### Exercise
Scan the material and copy every line in which "Laholm" appears.

◆ ◆ ◆ ◆ ◆

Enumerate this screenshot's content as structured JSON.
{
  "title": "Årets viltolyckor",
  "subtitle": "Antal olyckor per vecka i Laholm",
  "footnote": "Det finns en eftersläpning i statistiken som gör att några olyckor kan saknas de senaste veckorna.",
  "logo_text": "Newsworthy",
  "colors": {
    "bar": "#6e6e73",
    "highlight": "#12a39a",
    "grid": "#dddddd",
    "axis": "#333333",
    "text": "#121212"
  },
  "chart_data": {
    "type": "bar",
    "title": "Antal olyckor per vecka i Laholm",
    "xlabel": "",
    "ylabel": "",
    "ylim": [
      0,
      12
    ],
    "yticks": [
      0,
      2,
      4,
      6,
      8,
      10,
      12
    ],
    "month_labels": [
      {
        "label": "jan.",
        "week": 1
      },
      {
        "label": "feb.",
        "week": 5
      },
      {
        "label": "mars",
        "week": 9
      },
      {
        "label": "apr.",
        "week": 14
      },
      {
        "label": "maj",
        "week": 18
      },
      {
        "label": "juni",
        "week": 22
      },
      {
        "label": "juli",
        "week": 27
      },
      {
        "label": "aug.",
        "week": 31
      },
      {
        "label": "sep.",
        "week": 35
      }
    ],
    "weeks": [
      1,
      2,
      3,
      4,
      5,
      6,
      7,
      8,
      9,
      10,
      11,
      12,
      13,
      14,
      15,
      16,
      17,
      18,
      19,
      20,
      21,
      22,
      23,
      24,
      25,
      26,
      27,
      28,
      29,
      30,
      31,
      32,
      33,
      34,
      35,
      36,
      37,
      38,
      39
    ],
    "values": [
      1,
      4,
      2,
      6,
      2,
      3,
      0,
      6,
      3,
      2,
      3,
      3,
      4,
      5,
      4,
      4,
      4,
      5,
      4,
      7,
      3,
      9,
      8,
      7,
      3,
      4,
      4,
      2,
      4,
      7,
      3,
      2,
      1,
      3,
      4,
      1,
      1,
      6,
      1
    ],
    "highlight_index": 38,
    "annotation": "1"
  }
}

◆ ◆ ◆ ◆ ◆

### Solution to this exercise
  "subtitle": "Antal olyckor per vecka i Laholm",
    "title": "Antal olyckor per vecka i Laholm",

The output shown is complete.